Exercise goal: Give the count of lines in the data that include "ylabel", with no other words.

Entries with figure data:

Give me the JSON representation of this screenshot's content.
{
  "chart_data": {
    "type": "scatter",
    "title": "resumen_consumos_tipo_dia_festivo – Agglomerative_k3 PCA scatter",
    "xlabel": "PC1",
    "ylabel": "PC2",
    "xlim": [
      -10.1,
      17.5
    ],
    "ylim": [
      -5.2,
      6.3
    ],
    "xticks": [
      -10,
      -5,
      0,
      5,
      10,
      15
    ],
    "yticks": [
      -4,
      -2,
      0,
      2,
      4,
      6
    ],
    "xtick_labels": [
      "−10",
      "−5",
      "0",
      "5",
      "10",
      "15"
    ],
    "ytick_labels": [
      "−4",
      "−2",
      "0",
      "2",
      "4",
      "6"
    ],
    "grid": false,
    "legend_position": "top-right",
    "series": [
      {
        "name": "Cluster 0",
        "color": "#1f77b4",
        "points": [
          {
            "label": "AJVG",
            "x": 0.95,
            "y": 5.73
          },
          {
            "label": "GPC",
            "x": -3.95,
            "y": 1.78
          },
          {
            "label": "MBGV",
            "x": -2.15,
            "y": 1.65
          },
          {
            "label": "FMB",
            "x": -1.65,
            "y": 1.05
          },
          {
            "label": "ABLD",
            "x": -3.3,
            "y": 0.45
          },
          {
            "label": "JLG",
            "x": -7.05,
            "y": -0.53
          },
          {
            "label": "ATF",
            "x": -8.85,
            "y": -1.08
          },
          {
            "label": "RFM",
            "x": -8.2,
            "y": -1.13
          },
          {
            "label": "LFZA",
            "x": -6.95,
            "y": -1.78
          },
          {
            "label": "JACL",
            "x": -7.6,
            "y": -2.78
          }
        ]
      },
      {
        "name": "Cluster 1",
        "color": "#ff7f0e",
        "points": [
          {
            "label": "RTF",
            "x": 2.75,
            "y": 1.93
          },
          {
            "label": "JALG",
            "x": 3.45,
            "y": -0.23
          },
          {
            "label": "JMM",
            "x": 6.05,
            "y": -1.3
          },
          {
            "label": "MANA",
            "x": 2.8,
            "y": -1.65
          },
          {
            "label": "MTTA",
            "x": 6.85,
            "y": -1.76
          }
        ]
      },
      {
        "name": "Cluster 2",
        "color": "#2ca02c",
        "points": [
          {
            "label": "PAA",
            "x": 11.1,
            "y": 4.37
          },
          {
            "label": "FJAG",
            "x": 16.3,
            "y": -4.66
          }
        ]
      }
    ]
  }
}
...
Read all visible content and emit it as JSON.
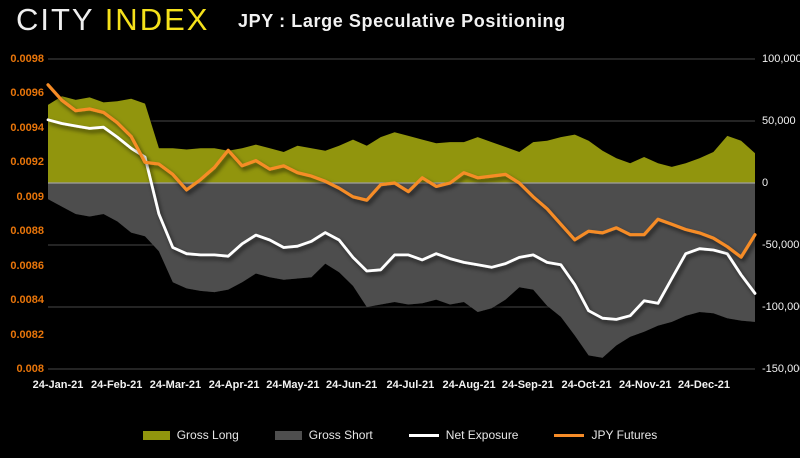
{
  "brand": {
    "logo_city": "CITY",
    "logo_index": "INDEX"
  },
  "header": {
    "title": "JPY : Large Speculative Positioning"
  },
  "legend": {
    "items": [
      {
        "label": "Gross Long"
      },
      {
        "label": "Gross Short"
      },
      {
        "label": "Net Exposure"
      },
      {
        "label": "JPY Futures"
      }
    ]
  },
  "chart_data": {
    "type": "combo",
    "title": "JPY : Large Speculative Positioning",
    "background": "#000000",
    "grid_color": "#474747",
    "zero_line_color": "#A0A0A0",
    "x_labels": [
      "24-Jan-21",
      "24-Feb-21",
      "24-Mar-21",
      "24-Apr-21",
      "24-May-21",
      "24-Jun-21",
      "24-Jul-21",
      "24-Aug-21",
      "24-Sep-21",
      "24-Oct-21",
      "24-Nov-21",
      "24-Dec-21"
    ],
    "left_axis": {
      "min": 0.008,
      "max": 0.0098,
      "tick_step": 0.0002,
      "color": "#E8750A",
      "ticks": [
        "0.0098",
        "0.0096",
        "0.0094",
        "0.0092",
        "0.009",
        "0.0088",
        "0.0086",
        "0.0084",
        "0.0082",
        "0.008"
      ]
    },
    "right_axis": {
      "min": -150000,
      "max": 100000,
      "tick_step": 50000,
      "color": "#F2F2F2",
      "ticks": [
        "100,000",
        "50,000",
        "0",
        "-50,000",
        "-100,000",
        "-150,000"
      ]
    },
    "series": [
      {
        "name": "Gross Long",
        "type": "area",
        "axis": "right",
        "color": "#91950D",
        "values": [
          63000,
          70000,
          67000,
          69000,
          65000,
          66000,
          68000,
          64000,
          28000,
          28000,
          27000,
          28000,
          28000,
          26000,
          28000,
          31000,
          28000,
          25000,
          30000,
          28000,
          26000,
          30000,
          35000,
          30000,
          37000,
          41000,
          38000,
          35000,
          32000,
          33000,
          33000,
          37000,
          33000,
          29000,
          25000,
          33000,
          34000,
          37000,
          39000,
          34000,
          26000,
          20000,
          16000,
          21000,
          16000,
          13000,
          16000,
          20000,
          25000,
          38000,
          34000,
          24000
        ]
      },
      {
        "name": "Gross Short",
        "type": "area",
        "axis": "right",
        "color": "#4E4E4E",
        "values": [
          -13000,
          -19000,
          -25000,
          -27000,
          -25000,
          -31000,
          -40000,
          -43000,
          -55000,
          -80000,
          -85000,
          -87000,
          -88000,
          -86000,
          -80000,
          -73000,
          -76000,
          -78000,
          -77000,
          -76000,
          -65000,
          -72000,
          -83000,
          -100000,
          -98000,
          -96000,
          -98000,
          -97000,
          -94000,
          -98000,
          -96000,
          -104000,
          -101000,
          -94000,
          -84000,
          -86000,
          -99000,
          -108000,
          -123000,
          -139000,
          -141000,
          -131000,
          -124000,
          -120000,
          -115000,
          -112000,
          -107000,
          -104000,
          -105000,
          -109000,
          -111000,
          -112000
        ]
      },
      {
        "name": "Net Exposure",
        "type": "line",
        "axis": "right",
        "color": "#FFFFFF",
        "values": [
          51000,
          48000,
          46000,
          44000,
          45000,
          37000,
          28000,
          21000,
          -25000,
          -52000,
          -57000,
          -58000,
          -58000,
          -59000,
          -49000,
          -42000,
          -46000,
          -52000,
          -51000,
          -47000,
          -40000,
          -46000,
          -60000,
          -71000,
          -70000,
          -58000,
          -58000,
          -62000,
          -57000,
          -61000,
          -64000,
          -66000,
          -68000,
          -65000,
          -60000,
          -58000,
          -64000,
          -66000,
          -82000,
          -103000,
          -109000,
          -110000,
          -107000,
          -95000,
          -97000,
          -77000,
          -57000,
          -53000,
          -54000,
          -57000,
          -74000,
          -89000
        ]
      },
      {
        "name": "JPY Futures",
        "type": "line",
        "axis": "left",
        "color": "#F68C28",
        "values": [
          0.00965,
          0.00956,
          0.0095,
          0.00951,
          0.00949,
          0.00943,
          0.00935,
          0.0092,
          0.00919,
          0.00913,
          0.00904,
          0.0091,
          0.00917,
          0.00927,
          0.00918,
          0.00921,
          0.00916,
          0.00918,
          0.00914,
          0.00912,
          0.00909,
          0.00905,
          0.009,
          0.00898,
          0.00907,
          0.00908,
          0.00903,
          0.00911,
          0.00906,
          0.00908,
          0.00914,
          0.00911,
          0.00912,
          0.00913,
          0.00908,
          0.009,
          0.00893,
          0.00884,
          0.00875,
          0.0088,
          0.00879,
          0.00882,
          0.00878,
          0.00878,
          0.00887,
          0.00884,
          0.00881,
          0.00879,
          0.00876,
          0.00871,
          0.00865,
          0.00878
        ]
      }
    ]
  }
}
---
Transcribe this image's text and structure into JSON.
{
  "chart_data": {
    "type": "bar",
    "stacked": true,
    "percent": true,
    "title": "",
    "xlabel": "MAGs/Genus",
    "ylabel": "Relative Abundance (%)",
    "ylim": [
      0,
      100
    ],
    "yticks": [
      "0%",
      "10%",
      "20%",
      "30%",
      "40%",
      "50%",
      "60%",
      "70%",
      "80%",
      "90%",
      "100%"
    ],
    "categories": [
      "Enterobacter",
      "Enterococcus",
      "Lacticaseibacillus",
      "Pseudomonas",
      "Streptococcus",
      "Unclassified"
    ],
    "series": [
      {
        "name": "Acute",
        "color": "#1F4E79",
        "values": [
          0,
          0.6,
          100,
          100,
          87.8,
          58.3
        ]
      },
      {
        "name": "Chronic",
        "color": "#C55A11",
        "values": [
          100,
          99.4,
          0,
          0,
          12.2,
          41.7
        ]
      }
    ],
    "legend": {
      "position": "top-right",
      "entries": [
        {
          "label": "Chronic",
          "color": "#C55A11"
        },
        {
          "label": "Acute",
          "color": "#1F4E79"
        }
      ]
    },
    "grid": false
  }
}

Answer to the problem: 2